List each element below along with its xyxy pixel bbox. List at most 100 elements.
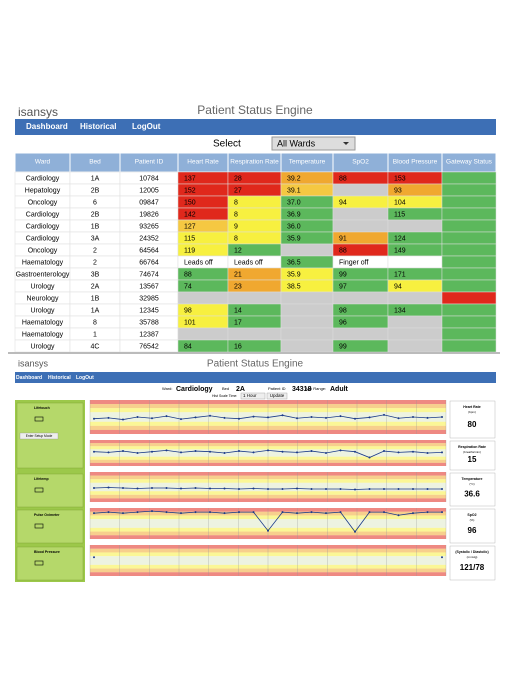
- cell-text: 64564: [139, 247, 159, 254]
- logo: isansys: [18, 358, 49, 368]
- cell-text: 17: [234, 319, 242, 326]
- cell: [280, 303, 334, 317]
- cell-text: Cardiology: [26, 235, 60, 242]
- divider: [8, 352, 500, 354]
- update-button[interactable]: [266, 392, 288, 400]
- cell: [332, 291, 389, 305]
- cell: [280, 243, 334, 257]
- logo: isansys: [18, 105, 58, 119]
- reading-label: Temperature: [462, 477, 483, 481]
- cell-text: Oncology: [28, 199, 58, 206]
- series-line: [93, 449, 443, 458]
- cell: [441, 171, 497, 185]
- cell: [387, 255, 443, 269]
- cell-text: 1B: [91, 223, 100, 230]
- cell: [280, 291, 334, 305]
- cell: [441, 339, 497, 353]
- cell-text: 137: [184, 175, 196, 182]
- header-text: Blood Pressure: [393, 159, 438, 166]
- reading-value: 96: [468, 526, 477, 535]
- cell-text: 124: [394, 235, 406, 242]
- cell-text: Urology: [30, 307, 55, 314]
- cell-text: 153: [394, 175, 406, 182]
- nav-item[interactable]: LogOut: [132, 122, 161, 131]
- cell-text: Oncology: [28, 247, 58, 254]
- cell-text: 98: [184, 307, 192, 314]
- cell-text: 91: [339, 235, 347, 242]
- cell-text: 36.5: [287, 259, 301, 266]
- reading-unit: (bpm): [468, 410, 476, 414]
- cell-text: 152: [184, 187, 196, 194]
- cell-text: 12005: [139, 187, 159, 194]
- cell-text: 12345: [139, 307, 159, 314]
- cell: [441, 231, 497, 245]
- battery: [34, 560, 44, 566]
- reading-value: 80: [468, 420, 477, 429]
- cell-text: 88: [184, 271, 192, 278]
- device-box: [16, 546, 84, 581]
- select-label: Select: [213, 139, 241, 150]
- cell-text: 66764: [139, 259, 159, 266]
- reading-label: SpO2: [467, 513, 476, 517]
- cell-text: 119: [184, 247, 195, 254]
- cell-text: Cardiology: [26, 175, 60, 182]
- scale-label: Hist Scale Time:: [212, 394, 237, 398]
- cell-text: 24352: [139, 235, 159, 242]
- cell: [387, 219, 443, 233]
- header-text: Temperature: [289, 159, 326, 166]
- cell: [280, 315, 334, 329]
- cell-text: 142: [184, 211, 196, 218]
- cell-text: 39.2: [287, 175, 301, 182]
- nav-item[interactable]: Dashboard: [16, 375, 42, 381]
- title: Patient Status Engine: [197, 103, 313, 117]
- reading-label: Heart Rate: [463, 405, 481, 409]
- cell-text: 1B: [91, 295, 100, 302]
- cell: [441, 303, 497, 317]
- cell-text: 37.0: [287, 199, 301, 206]
- reading-value: 36.6: [464, 489, 480, 498]
- header-text: SpO2: [352, 159, 369, 166]
- cell-text: 2B: [91, 211, 100, 218]
- cell-text: 96: [339, 319, 347, 326]
- device-name: Pulse Oximeter: [34, 513, 60, 517]
- nav-item[interactable]: LogOut: [76, 375, 94, 381]
- title: Patient Status Engine: [207, 359, 304, 370]
- device-name: Blood Pressure: [34, 550, 60, 554]
- data-point: [93, 556, 95, 559]
- scale-select[interactable]: [240, 392, 266, 400]
- battery: [34, 416, 44, 422]
- series-line: [93, 414, 443, 420]
- setup-text[interactable]: Enter Setup Mode: [26, 434, 53, 438]
- nav-item[interactable]: Dashboard: [26, 122, 68, 131]
- nav-item[interactable]: Historical: [80, 122, 116, 131]
- cell-text: Hepatology: [25, 187, 61, 194]
- cell: [332, 183, 389, 197]
- device-name: Lifetemp: [34, 477, 49, 481]
- cell-text: 127: [184, 223, 196, 230]
- reading-unit: (mmHg): [467, 555, 478, 559]
- cell-text: 19826: [139, 211, 159, 218]
- nav-item[interactable]: Historical: [48, 375, 71, 381]
- cell-text: 14: [234, 307, 242, 314]
- cell-text: 12387: [139, 331, 159, 338]
- cell-text: 35788: [139, 319, 159, 326]
- cell-text: 101: [184, 319, 196, 326]
- cell-text: 1A: [91, 307, 100, 314]
- header-text: Bed: [89, 159, 101, 166]
- info-text: Ward:: [162, 386, 173, 391]
- reading-value: 15: [468, 455, 477, 464]
- setup-button[interactable]: [19, 432, 59, 440]
- dropdown[interactable]: [271, 136, 356, 151]
- cell: [441, 327, 497, 341]
- header-text: Heart Rate: [187, 159, 219, 166]
- cell-text: Haematology: [22, 331, 64, 338]
- cell-text: Gastroenterology: [16, 271, 70, 278]
- cell-text: 6: [93, 199, 97, 206]
- cell-text: 35.9: [287, 271, 301, 278]
- reading-box: [449, 400, 496, 439]
- series-line: [93, 487, 442, 490]
- reading-box: [449, 545, 496, 581]
- info-text: 2A: [236, 386, 245, 393]
- info-text: Adult: [330, 386, 349, 393]
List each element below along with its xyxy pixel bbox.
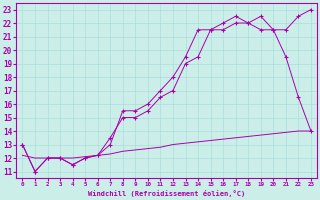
X-axis label: Windchill (Refroidissement éolien,°C): Windchill (Refroidissement éolien,°C) [88,190,245,197]
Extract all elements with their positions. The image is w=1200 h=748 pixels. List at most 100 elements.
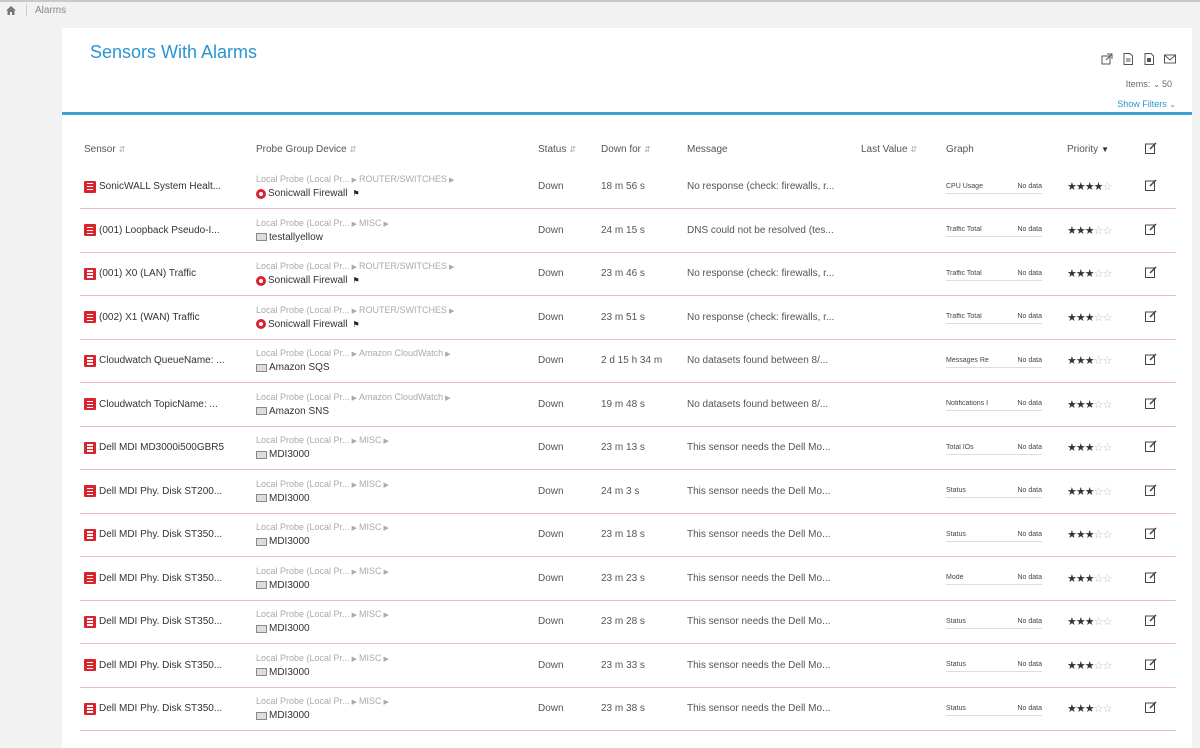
probe-name[interactable]: Local Probe (Local Pr... (256, 652, 350, 663)
probe-name[interactable]: Local Probe (Local Pr... (256, 478, 350, 489)
sensor-cell[interactable]: Dell MDI Phy. Disk ST350... (80, 600, 252, 644)
edit-cell[interactable] (1141, 339, 1176, 383)
sensor-name[interactable]: Dell MDI Phy. Disk ST350... (99, 659, 223, 671)
priority-stars[interactable]: ★★★★☆ (1067, 181, 1112, 193)
device-name[interactable]: Sonicwall Firewall (268, 275, 348, 287)
edit-cell[interactable] (1141, 252, 1176, 296)
priority-cell[interactable]: ★★★☆☆ (1063, 643, 1141, 688)
priority-cell[interactable]: ★★★☆☆ (1063, 339, 1141, 383)
probe-path[interactable]: Local Probe (Local Pr... ▶ MISC ▶ (256, 565, 530, 579)
mini-graph[interactable]: Traffic Total No data (946, 310, 1042, 325)
group-name[interactable]: Amazon CloudWatch (358, 348, 444, 359)
priority-stars[interactable]: ★★★☆☆ (1067, 442, 1112, 454)
priority-cell[interactable]: ★★★☆☆ (1063, 382, 1141, 427)
graph-cell[interactable]: Total IOs No data (942, 426, 1063, 470)
table-row[interactable]: Dell MDI Phy. Disk ST350... Local Probe (… (80, 687, 1176, 731)
probe-name[interactable]: Local Probe (Local Pr... (256, 261, 350, 272)
device-name[interactable]: MDI3000 (269, 623, 310, 635)
probe-path[interactable]: Local Probe (Local Pr... ▶ ROUTER/SWITCHES… (256, 304, 530, 318)
external-link-icon[interactable] (1101, 52, 1113, 65)
device-name[interactable]: Sonicwall Firewall (268, 188, 348, 199)
sensor-name[interactable]: Dell MDI Phy. Disk ST350... (99, 703, 223, 715)
sensor-cell[interactable]: Dell MDI Phy. Disk ST350... (80, 513, 252, 557)
edit-icon[interactable] (1145, 223, 1157, 235)
edit-icon[interactable] (1145, 440, 1157, 453)
sensor-name[interactable]: Dell MDI Phy. Disk ST350... (99, 529, 223, 541)
probe-name[interactable]: Local Probe (Local Pr... (256, 391, 350, 402)
mini-graph[interactable]: Status No data (946, 702, 1042, 716)
sensor-name[interactable]: (001) Loopback Pseudo-I... (99, 224, 220, 236)
priority-stars[interactable]: ★★★☆☆ (1067, 312, 1112, 324)
column-header-status[interactable]: Status ⇵ (538, 143, 577, 155)
home-icon[interactable] (6, 5, 20, 15)
probe-name[interactable]: Local Probe (Local Pr... (256, 435, 350, 446)
edit-icon[interactable] (1145, 266, 1157, 279)
probe-path[interactable]: Local Probe (Local Pr... ▶ MISC ▶ (256, 478, 530, 492)
column-header-down-for[interactable]: Down for ⇵ (601, 143, 651, 155)
probe-path[interactable]: Local Probe (Local Pr... ▶ MISC ▶ (256, 652, 530, 666)
sensor-cell[interactable]: Dell MDI Phy. Disk ST350... (80, 643, 252, 688)
sensor-cell[interactable]: (001) Loopback Pseudo-I... (80, 208, 252, 253)
priority-stars[interactable]: ★★★☆☆ (1067, 268, 1112, 280)
probe-name[interactable]: Local Probe (Local Pr... (256, 174, 350, 184)
column-header-priority[interactable]: Priority ▼ (1067, 143, 1110, 155)
mini-graph[interactable]: Notifications I No data (946, 397, 1042, 412)
device-name[interactable]: MDI3000 (269, 710, 310, 722)
probe-name[interactable]: Local Probe (Local Pr... (256, 304, 350, 315)
graph-cell[interactable]: Traffic Total No data (942, 295, 1063, 340)
sensor-name[interactable]: Dell MDI Phy. Disk ST350... (99, 572, 223, 584)
probe-name[interactable]: Local Probe (Local Pr... (256, 696, 350, 707)
device-name[interactable]: MDI3000 (269, 579, 310, 591)
table-row[interactable]: (001) Loopback Pseudo-I... Local Probe (L… (80, 208, 1176, 253)
graph-cell[interactable]: Traffic Total No data (942, 252, 1063, 296)
probe-name[interactable]: Local Probe (Local Pr... (256, 565, 350, 576)
mini-graph[interactable]: Status No data (946, 658, 1042, 673)
table-row[interactable]: Dell MDI Phy. Disk ST200... Local Probe (… (80, 469, 1176, 514)
group-name[interactable]: ROUTER/SWITCHES (358, 261, 447, 272)
sensor-cell[interactable]: (002) X1 (WAN) Traffic (80, 295, 252, 340)
probe-name[interactable]: Local Probe (Local Pr... (256, 348, 350, 359)
table-row[interactable]: Dell MDI Phy. Disk ST350... Local Probe (… (80, 600, 1176, 644)
priority-cell[interactable]: ★★★☆☆ (1063, 600, 1141, 644)
mini-graph[interactable]: Messages Re No data (946, 354, 1042, 368)
sensor-cell[interactable]: Dell MDI Phy. Disk ST350... (80, 556, 252, 601)
graph-cell[interactable]: Status No data (942, 687, 1063, 731)
sensor-cell[interactable]: (001) X0 (LAN) Traffic (80, 252, 252, 296)
mini-graph[interactable]: Status No data (946, 615, 1042, 629)
priority-stars[interactable]: ★★★☆☆ (1067, 529, 1112, 541)
edit-cell[interactable] (1141, 600, 1176, 644)
csv-icon[interactable] (1143, 52, 1155, 65)
column-header-sensor[interactable]: Sensor ⇵ (84, 143, 126, 155)
edit-cell[interactable] (1141, 295, 1176, 340)
probe-path[interactable]: Local Probe (Local Pr... ▶ ROUTER/SWITCHES… (256, 173, 530, 187)
priority-stars[interactable]: ★★★☆☆ (1067, 486, 1112, 498)
probe-path[interactable]: Local Probe (Local Pr... ▶ MISC ▶ (256, 608, 530, 622)
table-row[interactable]: Dell MDI MD3000i500GBR5 Local Probe (Loca… (80, 426, 1176, 470)
edit-cell[interactable] (1141, 643, 1176, 688)
priority-stars[interactable]: ★★★☆☆ (1067, 616, 1112, 628)
device-name[interactable]: Amazon SNS (269, 405, 330, 417)
column-header-message[interactable]: Message (687, 143, 728, 155)
edit-icon[interactable] (1145, 571, 1157, 583)
probe-path[interactable]: Local Probe (Local Pr... ▶ Amazon CloudWat… (256, 391, 530, 405)
priority-stars[interactable]: ★★★☆☆ (1067, 573, 1112, 585)
sensor-name[interactable]: (001) X0 (LAN) Traffic (99, 268, 197, 280)
table-row[interactable]: (002) X1 (WAN) Traffic Local Probe (Local… (80, 295, 1176, 340)
priority-stars[interactable]: ★★★☆☆ (1067, 225, 1112, 237)
edit-cell[interactable] (1141, 513, 1176, 557)
graph-cell[interactable]: Mode No data (942, 556, 1063, 601)
edit-cell[interactable] (1141, 426, 1176, 470)
graph-cell[interactable]: Notifications I No data (942, 382, 1063, 427)
priority-cell[interactable]: ★★★☆☆ (1063, 513, 1141, 557)
group-name[interactable]: MISC (358, 435, 382, 446)
priority-cell[interactable]: ★★★☆☆ (1063, 687, 1141, 731)
sensor-name[interactable]: SonicWALL System Healt... (99, 181, 222, 192)
probe-name[interactable]: Local Probe (Local Pr... (256, 522, 350, 533)
device-name[interactable]: MDI3000 (269, 666, 310, 678)
priority-stars[interactable]: ★★★☆☆ (1067, 355, 1112, 367)
sensor-name[interactable]: Cloudwatch TopicName: ... (99, 398, 218, 410)
device-name[interactable]: Amazon SQS (269, 362, 330, 374)
show-filters-link[interactable]: Show Filters ⌄ (1117, 99, 1176, 109)
edit-icon[interactable] (1145, 614, 1157, 627)
priority-cell[interactable]: ★★★☆☆ (1063, 469, 1141, 514)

= Stated exercise =
Reproduce the records starting at the line containing "X-axis label: Windchill" and ending at the line containing "Extract all elements", with "positions" changed to "locations" and nothing else altered.

= Exercise answer =
X-axis label: Windchill (Refroidissement éolien,°C): Windchill (Refroidissement éolien,°C) [88,190,245,197]
Extract all elements with their locations. The image is w=1200 h=748 pixels. List at most 100 elements.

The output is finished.